Can you copy out the data exactly? Leave the images out.

Start of Data

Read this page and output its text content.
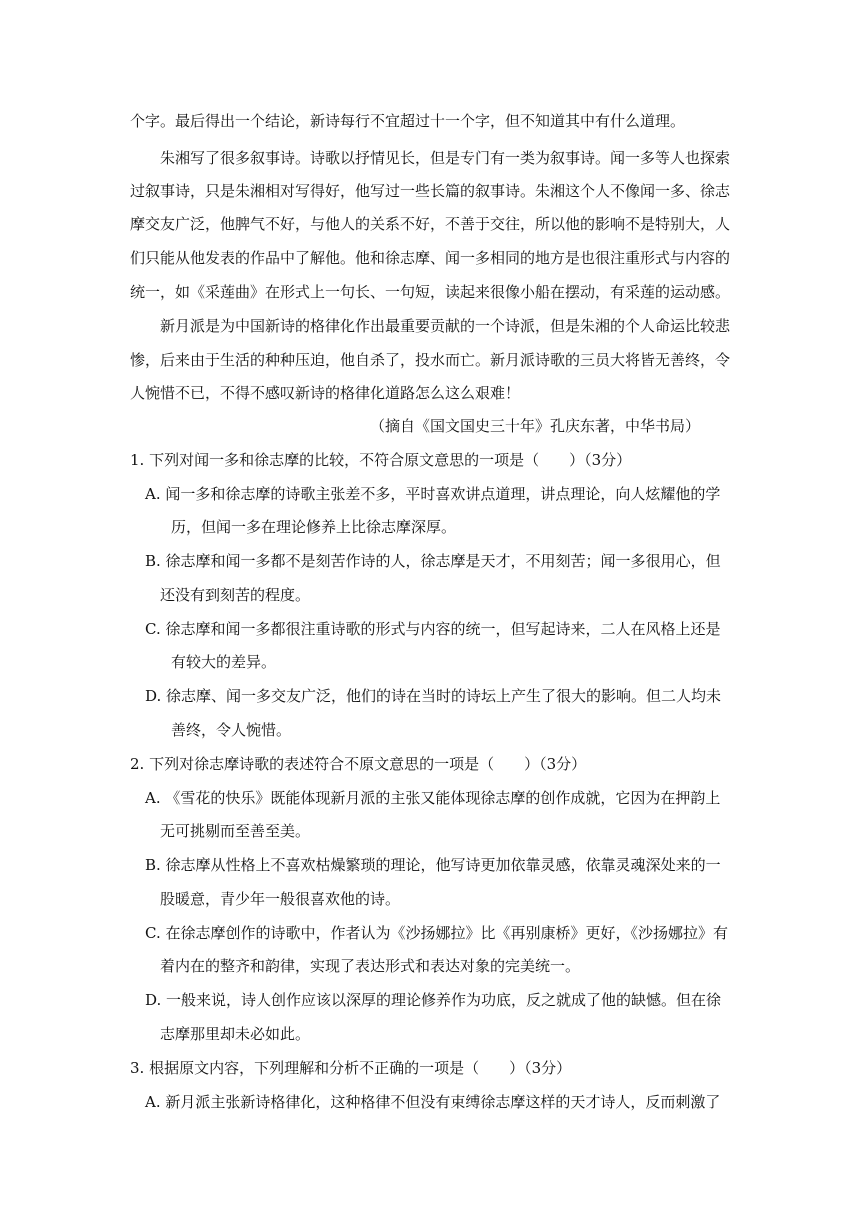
个字。最后得出一个结论，新诗每行不宜超过十一个字，但不知道其中有什么道理。
朱湘写了很多叙事诗。诗歌以抒情见长，但是专门有一类为叙事诗。闻一多等人也探索
过叙事诗，只是朱湘相对写得好，他写过一些长篇的叙事诗。朱湘这个人不像闻一多、徐志
摩交友广泛，他脾气不好，与他人的关系不好，不善于交往，所以他的影响不是特别大，人
们只能从他发表的作品中了解他。他和徐志摩、闻一多相同的地方是也很注重形式与内容的
统一，如《采莲曲》在形式上一句长、一句短，读起来很像小船在摆动，有采莲的运动感。
新月派是为中国新诗的格律化作出最重要贡献的一个诗派，但是朱湘的个人命运比较悲
惨，后来由于生活的种种压迫，他自杀了，投水而亡。新月派诗歌的三员大将皆无善终，令
人惋惜不已，不得不感叹新诗的格律化道路怎么这么艰难！
（摘自《国文国史三十年》孔庆东著，中华书局）
1. 下列对闻一多和徐志摩的比较，不符合原文意思的一项是（　　）（3分）
A. 闻一多和徐志摩的诗歌主张差不多，平时喜欢讲点道理，讲点理论，向人炫耀他的学
历，但闻一多在理论修养上比徐志摩深厚。
B. 徐志摩和闻一多都不是刻苦作诗的人，徐志摩是天才，不用刻苦；闻一多很用心，但
还没有到刻苦的程度。
C. 徐志摩和闻一多都很注重诗歌的形式与内容的统一，但写起诗来，二人在风格上还是
有较大的差异。
D. 徐志摩、闻一多交友广泛，他们的诗在当时的诗坛上产生了很大的影响。但二人均未
善终，令人惋惜。
2. 下列对徐志摩诗歌的表述符合不原文意思的一项是（　　）（3分）
A. 《雪花的快乐》既能体现新月派的主张又能体现徐志摩的创作成就，它因为在押韵上
无可挑剔而至善至美。
B. 徐志摩从性格上不喜欢枯燥繁琐的理论，他写诗更加依靠灵感，依靠灵魂深处来的一
股暖意，青少年一般很喜欢他的诗。
C. 在徐志摩创作的诗歌中，作者认为《沙扬娜拉》比《再别康桥》更好，《沙扬娜拉》有
着内在的整齐和韵律，实现了表达形式和表达对象的完美统一。
D. 一般来说，诗人创作应该以深厚的理论修养作为功底，反之就成了他的缺憾。但在徐
志摩那里却未必如此。
3. 根据原文内容，下列理解和分析不正确的一项是（　　）（3分）
A. 新月派主张新诗格律化，这种格律不但没有束缚徐志摩这样的天才诗人，反而刺激了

End of Data

> [Worked solution]:
Read this page and output its text content.
个字。最后得出一个结论，新诗每行不宜超过十一个字，但不知道其中有什么道理。
朱湘写了很多叙事诗。诗歌以抒情见长，但是专门有一类为叙事诗。闻一多等人也探索
过叙事诗，只是朱湘相对写得好，他写过一些长篇的叙事诗。朱湘这个人不像闻一多、徐志
摩交友广泛，他脾气不好，与他人的关系不好，不善于交往，所以他的影响不是特别大，人
们只能从他发表的作品中了解他。他和徐志摩、闻一多相同的地方是也很注重形式与内容的
统一，如《采莲曲》在形式上一句长、一句短，读起来很像小船在摆动，有采莲的运动感。
新月派是为中国新诗的格律化作出最重要贡献的一个诗派，但是朱湘的个人命运比较悲
惨，后来由于生活的种种压迫，他自杀了，投水而亡。新月派诗歌的三员大将皆无善终，令
人惋惜不已，不得不感叹新诗的格律化道路怎么这么艰难！
（摘自《国文国史三十年》孔庆东著，中华书局）
1. 下列对闻一多和徐志摩的比较，不符合原文意思的一项是（　　）（3分）
A. 闻一多和徐志摩的诗歌主张差不多，平时喜欢讲点道理，讲点理论，向人炫耀他的学
历，但闻一多在理论修养上比徐志摩深厚。
B. 徐志摩和闻一多都不是刻苦作诗的人，徐志摩是天才，不用刻苦；闻一多很用心，但
还没有到刻苦的程度。
C. 徐志摩和闻一多都很注重诗歌的形式与内容的统一，但写起诗来，二人在风格上还是
有较大的差异。
D. 徐志摩、闻一多交友广泛，他们的诗在当时的诗坛上产生了很大的影响。但二人均未
善终，令人惋惜。
2. 下列对徐志摩诗歌的表述符合不原文意思的一项是（　　）（3分）
A. 《雪花的快乐》既能体现新月派的主张又能体现徐志摩的创作成就，它因为在押韵上
无可挑剔而至善至美。
B. 徐志摩从性格上不喜欢枯燥繁琐的理论，他写诗更加依靠灵感，依靠灵魂深处来的一
股暖意，青少年一般很喜欢他的诗。
C. 在徐志摩创作的诗歌中，作者认为《沙扬娜拉》比《再别康桥》更好，《沙扬娜拉》有
着内在的整齐和韵律，实现了表达形式和表达对象的完美统一。
D. 一般来说，诗人创作应该以深厚的理论修养作为功底，反之就成了他的缺憾。但在徐
志摩那里却未必如此。
3. 根据原文内容，下列理解和分析不正确的一项是（　　）（3分）
A. 新月派主张新诗格律化，这种格律不但没有束缚徐志摩这样的天才诗人，反而刺激了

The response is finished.